▸ **What to work on**
Can the data below be set down again exactly, line for line?

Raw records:
-=-=-

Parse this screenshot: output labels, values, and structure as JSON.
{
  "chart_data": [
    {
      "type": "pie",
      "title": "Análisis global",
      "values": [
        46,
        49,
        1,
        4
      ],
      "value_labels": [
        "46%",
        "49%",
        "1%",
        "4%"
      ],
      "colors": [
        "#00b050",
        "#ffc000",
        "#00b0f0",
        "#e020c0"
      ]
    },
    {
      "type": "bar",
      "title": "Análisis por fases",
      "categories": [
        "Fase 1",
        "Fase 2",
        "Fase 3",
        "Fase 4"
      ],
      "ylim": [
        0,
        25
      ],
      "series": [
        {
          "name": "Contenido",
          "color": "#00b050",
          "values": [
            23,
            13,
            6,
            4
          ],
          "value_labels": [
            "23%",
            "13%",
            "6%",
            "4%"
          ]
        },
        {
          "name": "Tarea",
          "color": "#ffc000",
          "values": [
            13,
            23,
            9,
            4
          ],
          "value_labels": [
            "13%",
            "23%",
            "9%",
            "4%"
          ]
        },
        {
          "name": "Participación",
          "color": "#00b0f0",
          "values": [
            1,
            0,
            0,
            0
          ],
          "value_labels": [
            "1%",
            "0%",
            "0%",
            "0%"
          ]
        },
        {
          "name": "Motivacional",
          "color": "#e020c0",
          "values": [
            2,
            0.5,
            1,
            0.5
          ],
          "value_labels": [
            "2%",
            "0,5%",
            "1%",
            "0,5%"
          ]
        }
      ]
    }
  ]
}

-=-=-

▸ **Complete output**
Parse this screenshot: output labels, values, and structure as JSON.
{
  "chart_data": [
    {
      "type": "pie",
      "title": "Análisis global",
      "values": [
        46,
        49,
        1,
        4
      ],
      "value_labels": [
        "46%",
        "49%",
        "1%",
        "4%"
      ],
      "colors": [
        "#00b050",
        "#ffc000",
        "#00b0f0",
        "#e020c0"
      ]
    },
    {
      "type": "bar",
      "title": "Análisis por fases",
      "categories": [
        "Fase 1",
        "Fase 2",
        "Fase 3",
        "Fase 4"
      ],
      "ylim": [
        0,
        25
      ],
      "series": [
        {
          "name": "Contenido",
          "color": "#00b050",
          "values": [
            23,
            13,
            6,
            4
          ],
          "value_labels": [
            "23%",
            "13%",
            "6%",
            "4%"
          ]
        },
        {
          "name": "Tarea",
          "color": "#ffc000",
          "values": [
            13,
            23,
            9,
            4
          ],
          "value_labels": [
            "13%",
            "23%",
            "9%",
            "4%"
          ]
        },
        {
          "name": "Participación",
          "color": "#00b0f0",
          "values": [
            1,
            0,
            0,
            0
          ],
          "value_labels": [
            "1%",
            "0%",
            "0%",
            "0%"
          ]
        },
        {
          "name": "Motivacional",
          "color": "#e020c0",
          "values": [
            2,
            0.5,
            1,
            0.5
          ],
          "value_labels": [
            "2%",
            "0,5%",
            "1%",
            "0,5%"
          ]
        }
      ]
    }
  ]
}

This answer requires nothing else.